*What is required*. Read the records below. Copy each line where the string "color" occurs.

[Dataset items]
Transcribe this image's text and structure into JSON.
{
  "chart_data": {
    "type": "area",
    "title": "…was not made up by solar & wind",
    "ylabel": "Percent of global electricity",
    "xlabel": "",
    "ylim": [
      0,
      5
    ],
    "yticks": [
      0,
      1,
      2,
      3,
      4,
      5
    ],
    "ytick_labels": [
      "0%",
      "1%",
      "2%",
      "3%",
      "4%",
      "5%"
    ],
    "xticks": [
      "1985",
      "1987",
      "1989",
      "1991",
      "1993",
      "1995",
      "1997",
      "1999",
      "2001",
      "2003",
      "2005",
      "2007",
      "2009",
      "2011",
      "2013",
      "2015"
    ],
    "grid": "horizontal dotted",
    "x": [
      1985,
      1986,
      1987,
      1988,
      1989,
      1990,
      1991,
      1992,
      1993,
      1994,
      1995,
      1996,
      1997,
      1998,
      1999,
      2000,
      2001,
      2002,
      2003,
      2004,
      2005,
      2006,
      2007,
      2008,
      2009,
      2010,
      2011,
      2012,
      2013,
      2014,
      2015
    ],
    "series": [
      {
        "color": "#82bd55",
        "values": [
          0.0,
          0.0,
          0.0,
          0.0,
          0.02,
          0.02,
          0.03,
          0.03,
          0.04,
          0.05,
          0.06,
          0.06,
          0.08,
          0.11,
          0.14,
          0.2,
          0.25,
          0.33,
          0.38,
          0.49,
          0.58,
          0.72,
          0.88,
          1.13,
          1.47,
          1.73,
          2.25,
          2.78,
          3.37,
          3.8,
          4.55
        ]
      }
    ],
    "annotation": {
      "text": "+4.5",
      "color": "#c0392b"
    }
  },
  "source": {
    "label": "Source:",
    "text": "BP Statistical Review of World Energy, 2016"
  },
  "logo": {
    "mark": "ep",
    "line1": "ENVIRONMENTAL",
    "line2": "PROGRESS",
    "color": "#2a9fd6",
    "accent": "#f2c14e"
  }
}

*Solved problem*.
        "color": "#82bd55",
      "color": "#c0392b"
    "color": "#2a9fd6",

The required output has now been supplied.